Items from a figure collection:
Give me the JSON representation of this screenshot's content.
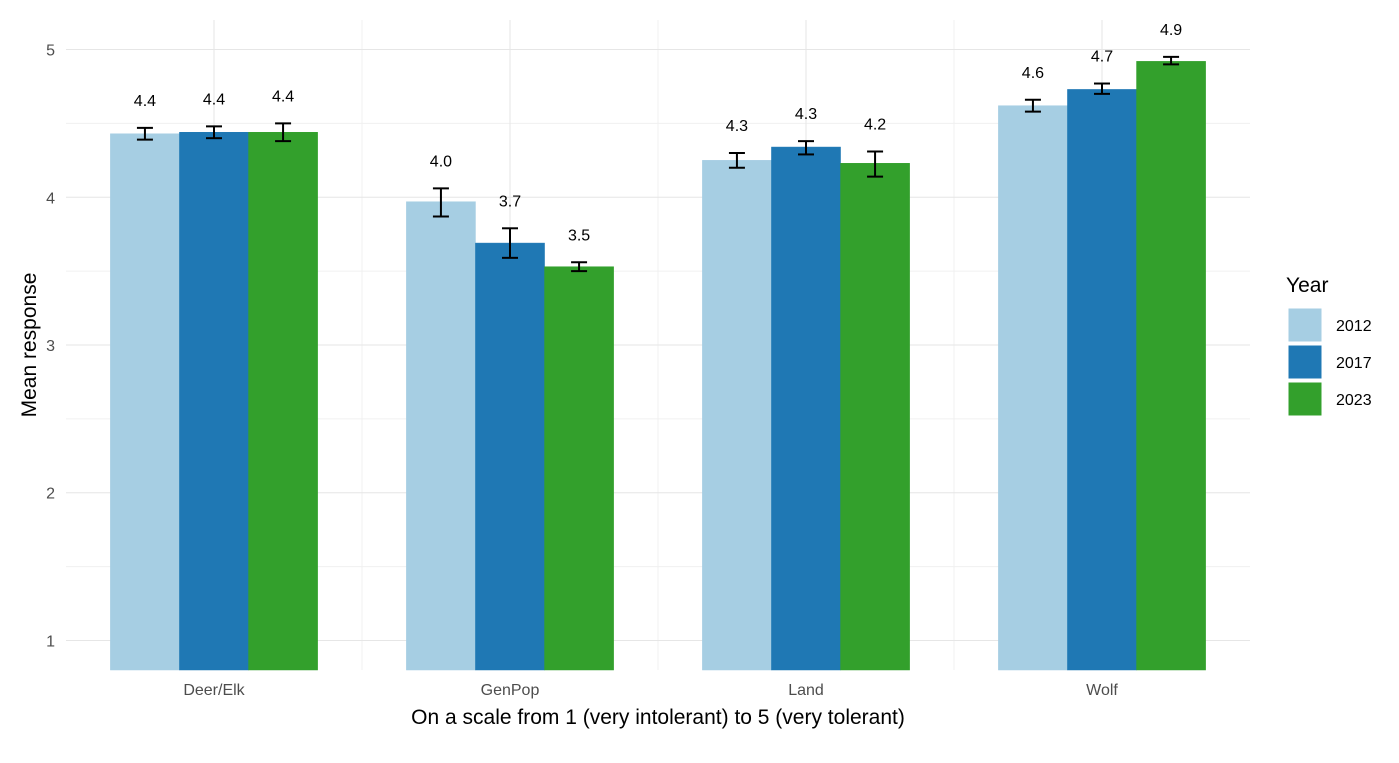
{
  "chart_data": {
    "type": "bar",
    "title": "",
    "xlabel": "On a scale from 1 (very intolerant) to 5 (very tolerant)",
    "ylabel": "Mean response",
    "ylim": [
      0.8,
      5.2
    ],
    "yticks": [
      1,
      2,
      3,
      4,
      5
    ],
    "y_tick_labels": [
      "1",
      "2",
      "3",
      "4",
      "5"
    ],
    "categories": [
      "Deer/Elk",
      "GenPop",
      "Land",
      "Wolf"
    ],
    "grid": true,
    "legend": {
      "title": "Year",
      "placement": "right"
    },
    "series": [
      {
        "name": "2012",
        "color": "#a6cee3",
        "values": [
          4.43,
          3.97,
          4.25,
          4.62
        ],
        "error_low": [
          4.39,
          3.87,
          4.2,
          4.58
        ],
        "error_high": [
          4.47,
          4.06,
          4.3,
          4.66
        ],
        "labels": [
          "4.4",
          "4.0",
          "4.3",
          "4.6"
        ]
      },
      {
        "name": "2017",
        "color": "#1f78b4",
        "values": [
          4.44,
          3.69,
          4.34,
          4.73
        ],
        "error_low": [
          4.4,
          3.59,
          4.29,
          4.7
        ],
        "error_high": [
          4.48,
          3.79,
          4.38,
          4.77
        ],
        "labels": [
          "4.4",
          "3.7",
          "4.3",
          "4.7"
        ]
      },
      {
        "name": "2023",
        "color": "#33a02c",
        "values": [
          4.44,
          3.53,
          4.23,
          4.92
        ],
        "error_low": [
          4.38,
          3.5,
          4.14,
          4.9
        ],
        "error_high": [
          4.5,
          3.56,
          4.31,
          4.95
        ],
        "labels": [
          "4.4",
          "3.5",
          "4.2",
          "4.9"
        ]
      }
    ]
  }
}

(Stated problem)
Using the entries above, return each line that includes the word "color".

(Result of the exercise)
        "color": "#a6cee3",
        "color": "#1f78b4",
        "color": "#33a02c",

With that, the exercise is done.